:: Dataset content ::

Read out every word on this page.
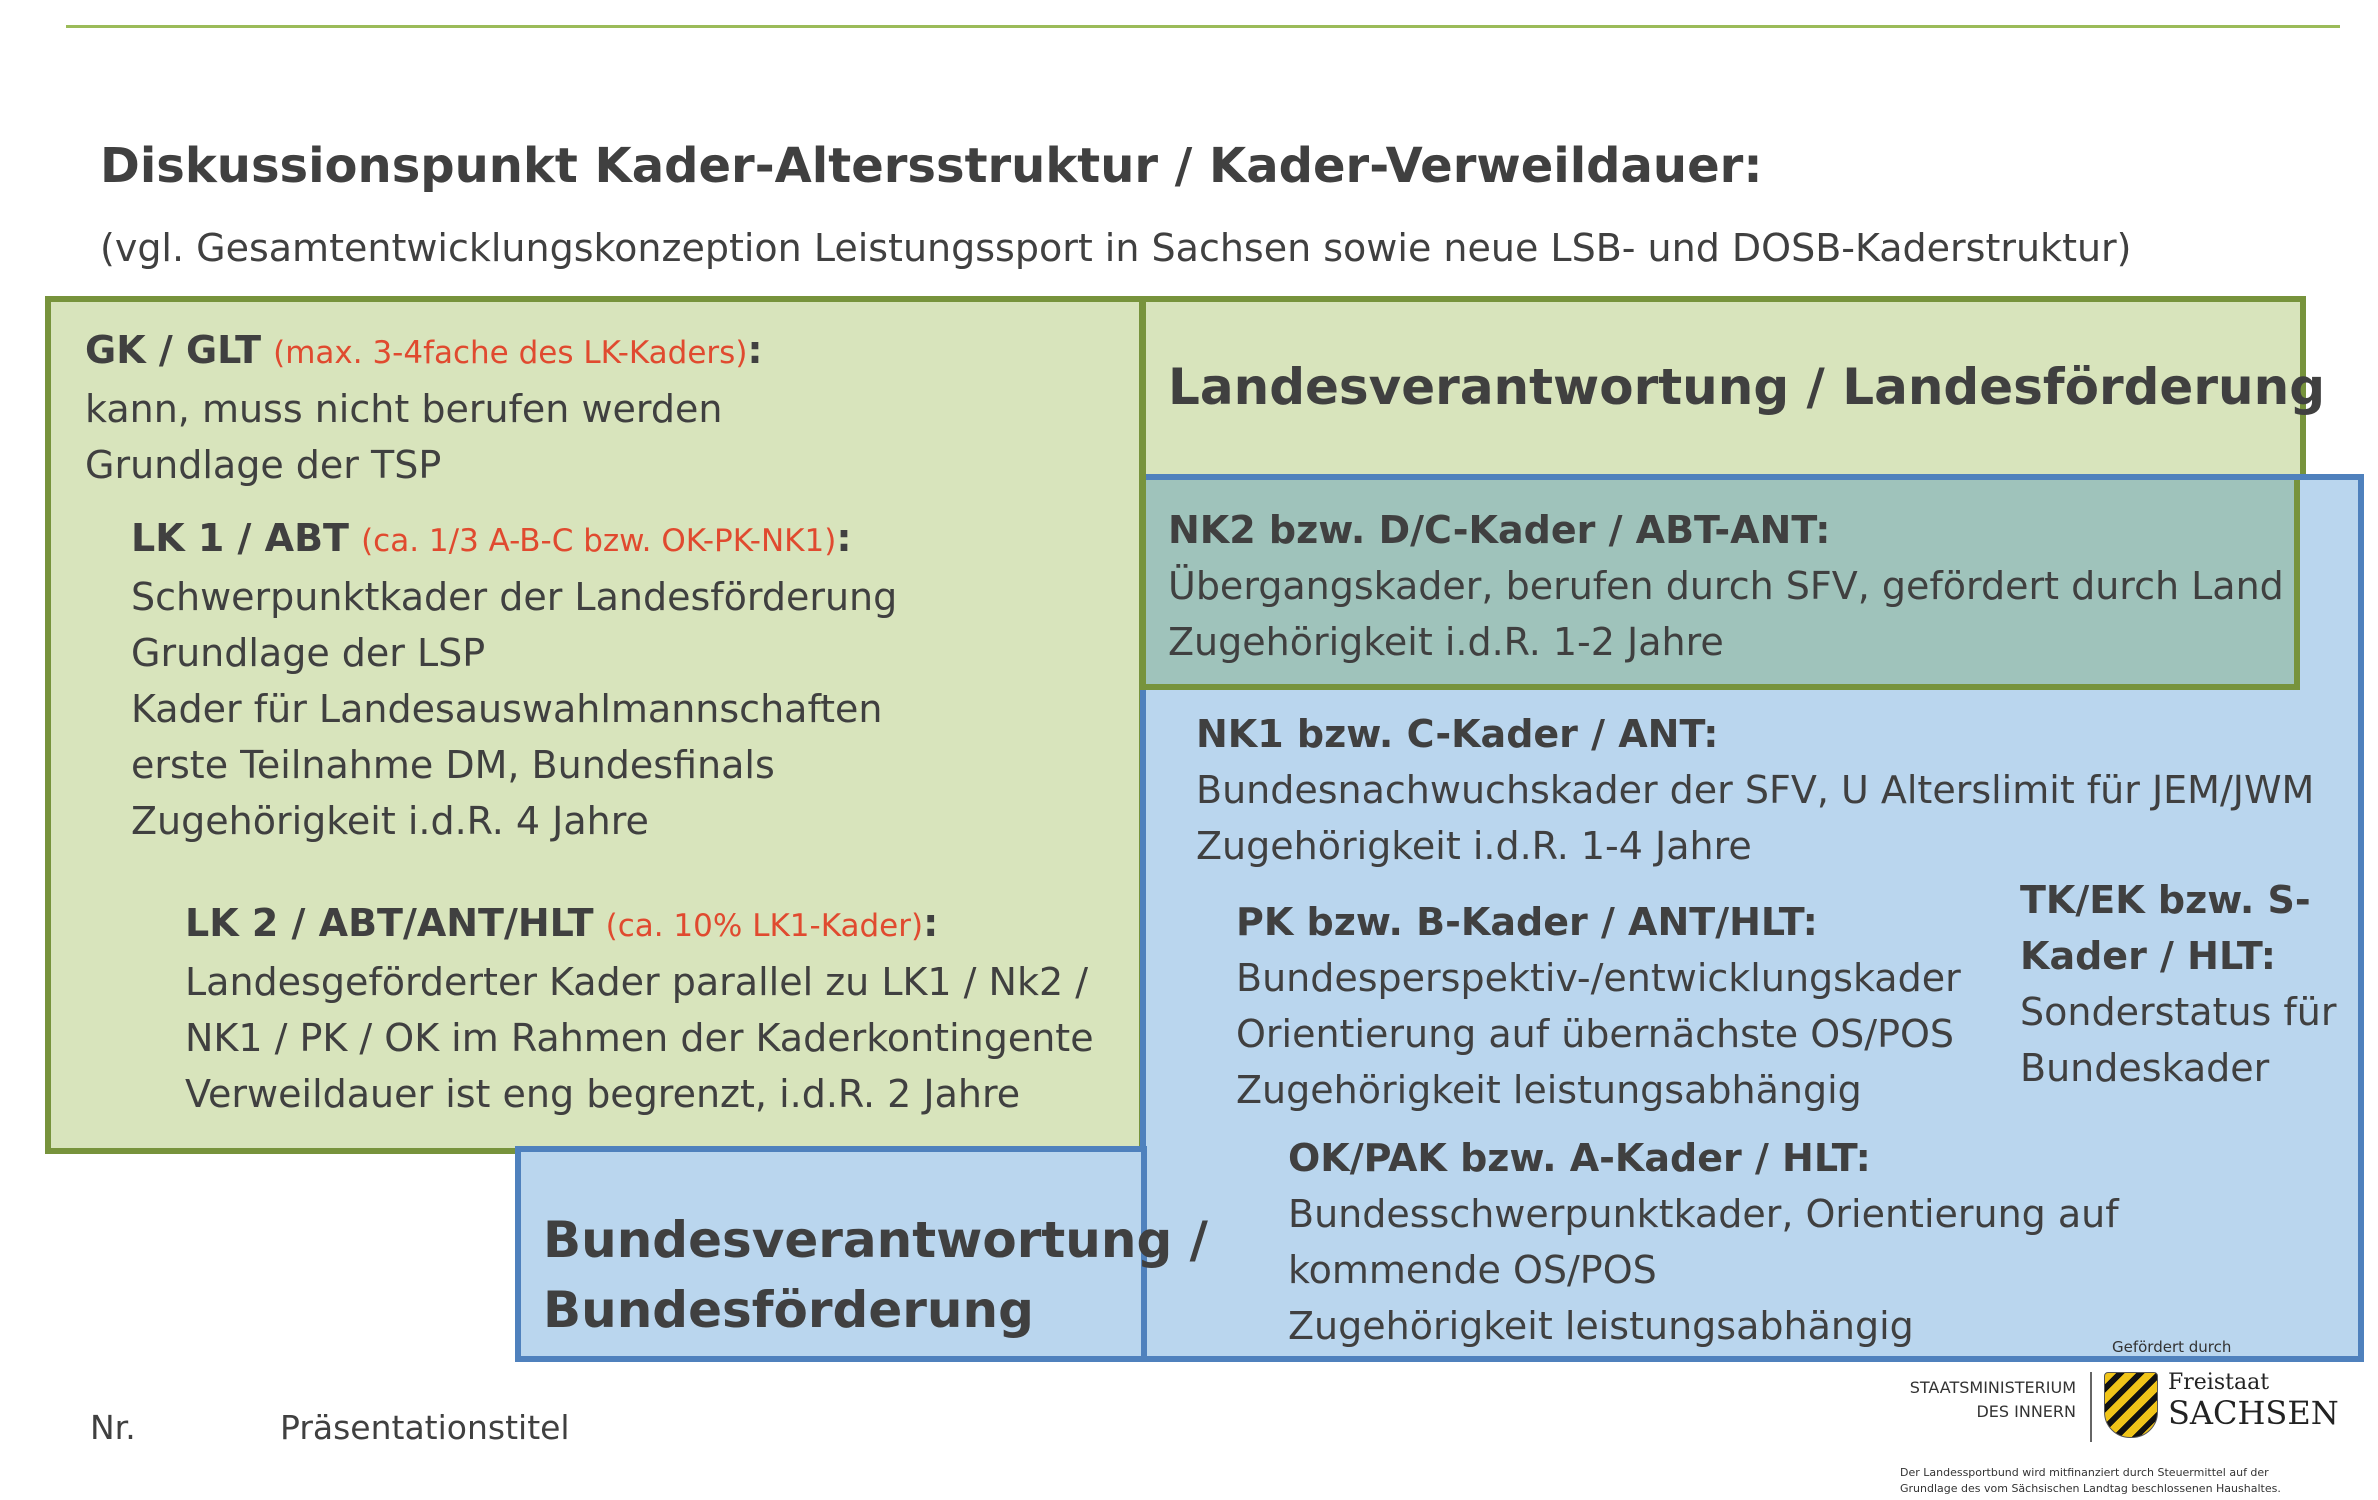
Diskussionspunkt Kader-Altersstruktur / Kader-Verweildauer:
(vgl. Gesamtentwicklungskonzeption Leistungssport in Sachsen sowie neue LSB- und DOSB-Kaderstruktur)
GK / GLT (max. 3-4fache des LK-Kaders):
kann, muss nicht berufen werden
Grundlage der TSP
LK 1 / ABT (ca. 1/3 A-B-C bzw. OK-PK-NK1):
Schwerpunktkader der Landesförderung
Grundlage der LSP
Kader für Landesauswahlmannschaften
erste Teilnahme DM, Bundesfinals
Zugehörigkeit i.d.R. 4 Jahre
LK 2 / ABT/ANT/HLT (ca. 10% LK1-Kader):
Landesgeförderter Kader parallel zu LK1 / Nk2 /
NK1 / PK / OK im Rahmen der Kaderkontingente
Verweildauer ist eng begrenzt, i.d.R. 2 Jahre
Landesverantwortung / Landesförderung
NK2 bzw. D/C-Kader / ABT-ANT:
Übergangskader, berufen durch SFV, gefördert durch Land
Zugehörigkeit i.d.R. 1-2 Jahre
NK1 bzw. C-Kader / ANT:
Bundesnachwuchskader der SFV, U Alterslimit für JEM/JWM
Zugehörigkeit i.d.R. 1-4 Jahre
PK bzw. B-Kader / ANT/HLT:
Bundesperspektiv-/entwicklungskader
Orientierung auf übernächste OS/POS
Zugehörigkeit leistungsabhängig
TK/EK bzw. S-
Kader / HLT:
Sonderstatus für
Bundeskader
OK/PAK bzw. A-Kader / HLT:
Bundesschwerpunktkader, Orientierung auf
kommende OS/POS
Zugehörigkeit leistungsabhängig
Bundesverantwortung /
Bundesförderung
Nr.	Präsentationstitel
Gefördert durch
STAATSMINISTERIUM
DES INNERN
Freistaat
SACHSEN
Der Landessportbund wird mitfinanziert durch Steuermittel auf der
Grundlage des vom Sächsischen Landtag beschlossenen Haushaltes.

:::

#### [Task prompt]
Omit the pictures and reproduce the listing exactly.

#### [Worked solution]
Read out every word on this page.
Diskussionspunkt Kader-Altersstruktur / Kader-Verweildauer:
(vgl. Gesamtentwicklungskonzeption Leistungssport in Sachsen sowie neue LSB- und DOSB-Kaderstruktur)
GK / GLT (max. 3-4fache des LK-Kaders):
kann, muss nicht berufen werden
Grundlage der TSP
LK 1 / ABT (ca. 1/3 A-B-C bzw. OK-PK-NK1):
Schwerpunktkader der Landesförderung
Grundlage der LSP
Kader für Landesauswahlmannschaften
erste Teilnahme DM, Bundesfinals
Zugehörigkeit i.d.R. 4 Jahre
LK 2 / ABT/ANT/HLT (ca. 10% LK1-Kader):
Landesgeförderter Kader parallel zu LK1 / Nk2 /
NK1 / PK / OK im Rahmen der Kaderkontingente
Verweildauer ist eng begrenzt, i.d.R. 2 Jahre
Landesverantwortung / Landesförderung
NK2 bzw. D/C-Kader / ABT-ANT:
Übergangskader, berufen durch SFV, gefördert durch Land
Zugehörigkeit i.d.R. 1-2 Jahre
NK1 bzw. C-Kader / ANT:
Bundesnachwuchskader der SFV, U Alterslimit für JEM/JWM
Zugehörigkeit i.d.R. 1-4 Jahre
PK bzw. B-Kader / ANT/HLT:
Bundesperspektiv-/entwicklungskader
Orientierung auf übernächste OS/POS
Zugehörigkeit leistungsabhängig
TK/EK bzw. S-
Kader / HLT:
Sonderstatus für
Bundeskader
OK/PAK bzw. A-Kader / HLT:
Bundesschwerpunktkader, Orientierung auf
kommende OS/POS
Zugehörigkeit leistungsabhängig
Bundesverantwortung /
Bundesförderung
Nr.	Präsentationstitel
Gefördert durch
STAATSMINISTERIUM
DES INNERN
Freistaat
SACHSEN
Der Landessportbund wird mitfinanziert durch Steuermittel auf der
Grundlage des vom Sächsischen Landtag beschlossenen Haushaltes.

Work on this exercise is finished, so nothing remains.